[Begin MATERIAL PROVIDED]
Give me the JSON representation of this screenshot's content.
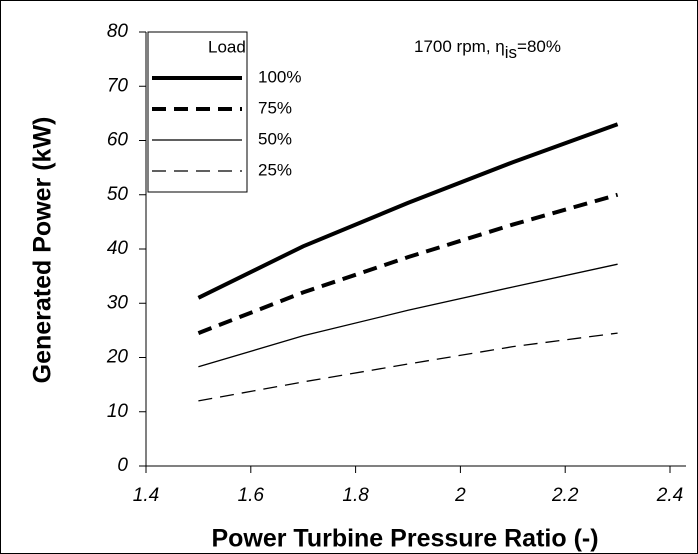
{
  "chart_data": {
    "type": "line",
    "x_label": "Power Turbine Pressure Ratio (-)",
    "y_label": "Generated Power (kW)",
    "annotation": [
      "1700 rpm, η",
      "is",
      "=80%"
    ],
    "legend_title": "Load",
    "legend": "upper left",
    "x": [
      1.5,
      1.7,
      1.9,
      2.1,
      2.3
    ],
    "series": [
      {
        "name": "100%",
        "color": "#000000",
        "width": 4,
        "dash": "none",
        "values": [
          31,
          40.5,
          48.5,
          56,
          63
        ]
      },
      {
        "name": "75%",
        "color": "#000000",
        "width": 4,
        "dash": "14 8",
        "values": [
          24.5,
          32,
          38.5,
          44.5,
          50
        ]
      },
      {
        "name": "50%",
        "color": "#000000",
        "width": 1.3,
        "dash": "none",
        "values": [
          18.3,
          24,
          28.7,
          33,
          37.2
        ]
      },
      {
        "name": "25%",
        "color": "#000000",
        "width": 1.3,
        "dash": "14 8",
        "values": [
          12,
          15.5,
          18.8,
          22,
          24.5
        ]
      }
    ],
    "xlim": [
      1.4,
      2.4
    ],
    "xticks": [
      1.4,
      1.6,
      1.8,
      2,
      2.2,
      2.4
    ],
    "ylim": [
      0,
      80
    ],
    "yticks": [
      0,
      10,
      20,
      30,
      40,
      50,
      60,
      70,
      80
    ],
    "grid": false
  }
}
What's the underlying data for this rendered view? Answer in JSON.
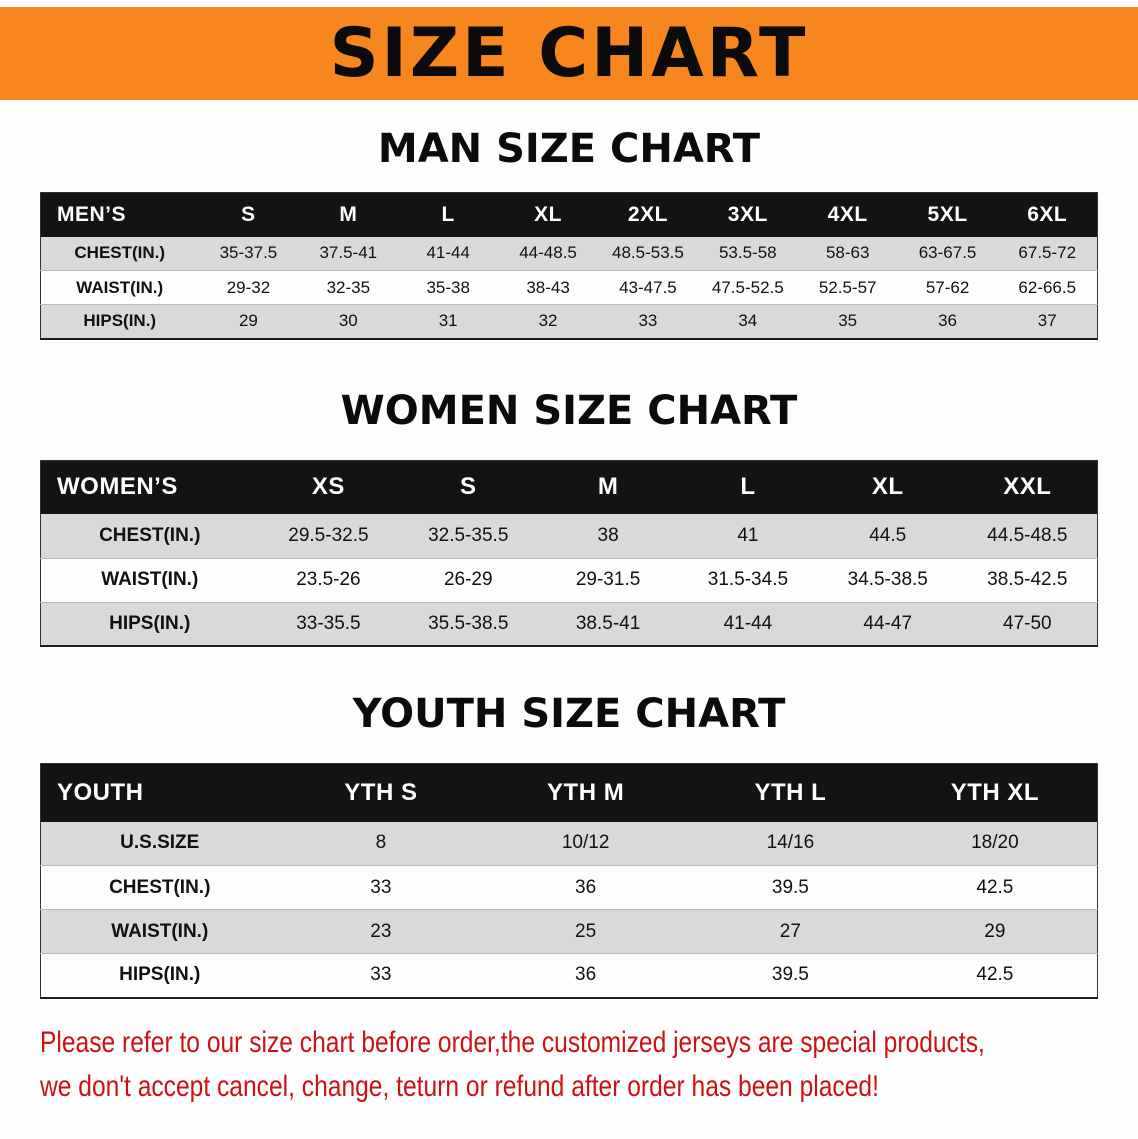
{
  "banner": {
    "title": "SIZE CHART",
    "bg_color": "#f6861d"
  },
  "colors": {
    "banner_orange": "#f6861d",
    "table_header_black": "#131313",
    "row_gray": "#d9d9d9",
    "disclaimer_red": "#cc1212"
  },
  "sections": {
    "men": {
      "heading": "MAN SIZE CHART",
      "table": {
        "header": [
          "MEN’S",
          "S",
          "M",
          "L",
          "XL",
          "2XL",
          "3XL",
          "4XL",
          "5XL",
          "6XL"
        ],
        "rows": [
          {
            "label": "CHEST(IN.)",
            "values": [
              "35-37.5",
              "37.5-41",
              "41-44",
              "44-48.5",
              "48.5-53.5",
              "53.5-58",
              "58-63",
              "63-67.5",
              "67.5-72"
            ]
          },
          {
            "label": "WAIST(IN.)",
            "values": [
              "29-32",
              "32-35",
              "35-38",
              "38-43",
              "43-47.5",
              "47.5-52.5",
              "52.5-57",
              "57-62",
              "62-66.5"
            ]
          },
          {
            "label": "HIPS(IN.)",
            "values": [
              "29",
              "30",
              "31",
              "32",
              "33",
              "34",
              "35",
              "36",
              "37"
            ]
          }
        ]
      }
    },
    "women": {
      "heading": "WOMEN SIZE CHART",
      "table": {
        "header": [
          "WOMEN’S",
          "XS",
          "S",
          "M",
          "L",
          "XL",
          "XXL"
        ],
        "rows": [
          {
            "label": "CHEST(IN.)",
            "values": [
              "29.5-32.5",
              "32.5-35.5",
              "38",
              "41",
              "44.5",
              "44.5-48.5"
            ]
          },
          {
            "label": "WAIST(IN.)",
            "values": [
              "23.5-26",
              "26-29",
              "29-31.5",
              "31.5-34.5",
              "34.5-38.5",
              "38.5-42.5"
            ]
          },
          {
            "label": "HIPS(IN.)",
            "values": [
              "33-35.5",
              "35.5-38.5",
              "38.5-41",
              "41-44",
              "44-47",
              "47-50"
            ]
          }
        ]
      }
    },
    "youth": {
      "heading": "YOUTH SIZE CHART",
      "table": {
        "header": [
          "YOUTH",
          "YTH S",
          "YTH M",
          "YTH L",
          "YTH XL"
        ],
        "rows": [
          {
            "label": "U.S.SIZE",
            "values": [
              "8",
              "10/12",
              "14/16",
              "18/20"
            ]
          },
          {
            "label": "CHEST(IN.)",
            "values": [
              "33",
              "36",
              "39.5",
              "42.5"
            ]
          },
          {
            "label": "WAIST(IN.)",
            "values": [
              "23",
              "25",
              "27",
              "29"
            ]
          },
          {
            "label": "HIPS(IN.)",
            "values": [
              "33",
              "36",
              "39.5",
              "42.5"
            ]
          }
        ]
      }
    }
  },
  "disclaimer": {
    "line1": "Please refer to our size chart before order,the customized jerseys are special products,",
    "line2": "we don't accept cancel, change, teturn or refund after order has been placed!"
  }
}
[End MATERIAL PROVIDED]
EXERCISE REQUIREMENTS:
Omit every picture while copying the listing above exactly.

THE COMPLETED TASK:
Give me the JSON representation of this screenshot's content.
{
  "chart_data": {
    "type": "line",
    "x_label": "Power Turbine Pressure Ratio (-)",
    "y_label": "Generated Power (kW)",
    "annotation": [
      "1700 rpm, η",
      "is",
      "=80%"
    ],
    "legend_title": "Load",
    "legend": "upper left",
    "x": [
      1.5,
      1.7,
      1.9,
      2.1,
      2.3
    ],
    "series": [
      {
        "name": "100%",
        "color": "#000000",
        "width": 4,
        "dash": "none",
        "values": [
          31,
          40.5,
          48.5,
          56,
          63
        ]
      },
      {
        "name": "75%",
        "color": "#000000",
        "width": 4,
        "dash": "14 8",
        "values": [
          24.5,
          32,
          38.5,
          44.5,
          50
        ]
      },
      {
        "name": "50%",
        "color": "#000000",
        "width": 1.3,
        "dash": "none",
        "values": [
          18.3,
          24,
          28.7,
          33,
          37.2
        ]
      },
      {
        "name": "25%",
        "color": "#000000",
        "width": 1.3,
        "dash": "14 8",
        "values": [
          12,
          15.5,
          18.8,
          22,
          24.5
        ]
      }
    ],
    "xlim": [
      1.4,
      2.4
    ],
    "xticks": [
      1.4,
      1.6,
      1.8,
      2,
      2.2,
      2.4
    ],
    "ylim": [
      0,
      80
    ],
    "yticks": [
      0,
      10,
      20,
      30,
      40,
      50,
      60,
      70,
      80
    ],
    "grid": false
  }
}
What's the underlying data for this rendered view? Answer in JSON.
{
  "banner": {
    "title": "SIZE CHART",
    "bg_color": "#f6861d"
  },
  "colors": {
    "banner_orange": "#f6861d",
    "table_header_black": "#131313",
    "row_gray": "#d9d9d9",
    "disclaimer_red": "#cc1212"
  },
  "sections": {
    "men": {
      "heading": "MAN SIZE CHART",
      "table": {
        "header": [
          "MEN’S",
          "S",
          "M",
          "L",
          "XL",
          "2XL",
          "3XL",
          "4XL",
          "5XL",
          "6XL"
        ],
        "rows": [
          {
            "label": "CHEST(IN.)",
            "values": [
              "35-37.5",
              "37.5-41",
              "41-44",
              "44-48.5",
              "48.5-53.5",
              "53.5-58",
              "58-63",
              "63-67.5",
              "67.5-72"
            ]
          },
          {
            "label": "WAIST(IN.)",
            "values": [
              "29-32",
              "32-35",
              "35-38",
              "38-43",
              "43-47.5",
              "47.5-52.5",
              "52.5-57",
              "57-62",
              "62-66.5"
            ]
          },
          {
            "label": "HIPS(IN.)",
            "values": [
              "29",
              "30",
              "31",
              "32",
              "33",
              "34",
              "35",
              "36",
              "37"
            ]
          }
        ]
      }
    },
    "women": {
      "heading": "WOMEN SIZE CHART",
      "table": {
        "header": [
          "WOMEN’S",
          "XS",
          "S",
          "M",
          "L",
          "XL",
          "XXL"
        ],
        "rows": [
          {
            "label": "CHEST(IN.)",
            "values": [
              "29.5-32.5",
              "32.5-35.5",
              "38",
              "41",
              "44.5",
              "44.5-48.5"
            ]
          },
          {
            "label": "WAIST(IN.)",
            "values": [
              "23.5-26",
              "26-29",
              "29-31.5",
              "31.5-34.5",
              "34.5-38.5",
              "38.5-42.5"
            ]
          },
          {
            "label": "HIPS(IN.)",
            "values": [
              "33-35.5",
              "35.5-38.5",
              "38.5-41",
              "41-44",
              "44-47",
              "47-50"
            ]
          }
        ]
      }
    },
    "youth": {
      "heading": "YOUTH SIZE CHART",
      "table": {
        "header": [
          "YOUTH",
          "YTH S",
          "YTH M",
          "YTH L",
          "YTH XL"
        ],
        "rows": [
          {
            "label": "U.S.SIZE",
            "values": [
              "8",
              "10/12",
              "14/16",
              "18/20"
            ]
          },
          {
            "label": "CHEST(IN.)",
            "values": [
              "33",
              "36",
              "39.5",
              "42.5"
            ]
          },
          {
            "label": "WAIST(IN.)",
            "values": [
              "23",
              "25",
              "27",
              "29"
            ]
          },
          {
            "label": "HIPS(IN.)",
            "values": [
              "33",
              "36",
              "39.5",
              "42.5"
            ]
          }
        ]
      }
    }
  },
  "disclaimer": {
    "line1": "Please refer to our size chart before order,the customized jerseys are special products,",
    "line2": "we don't accept cancel, change, teturn or refund after order has been placed!"
  }
}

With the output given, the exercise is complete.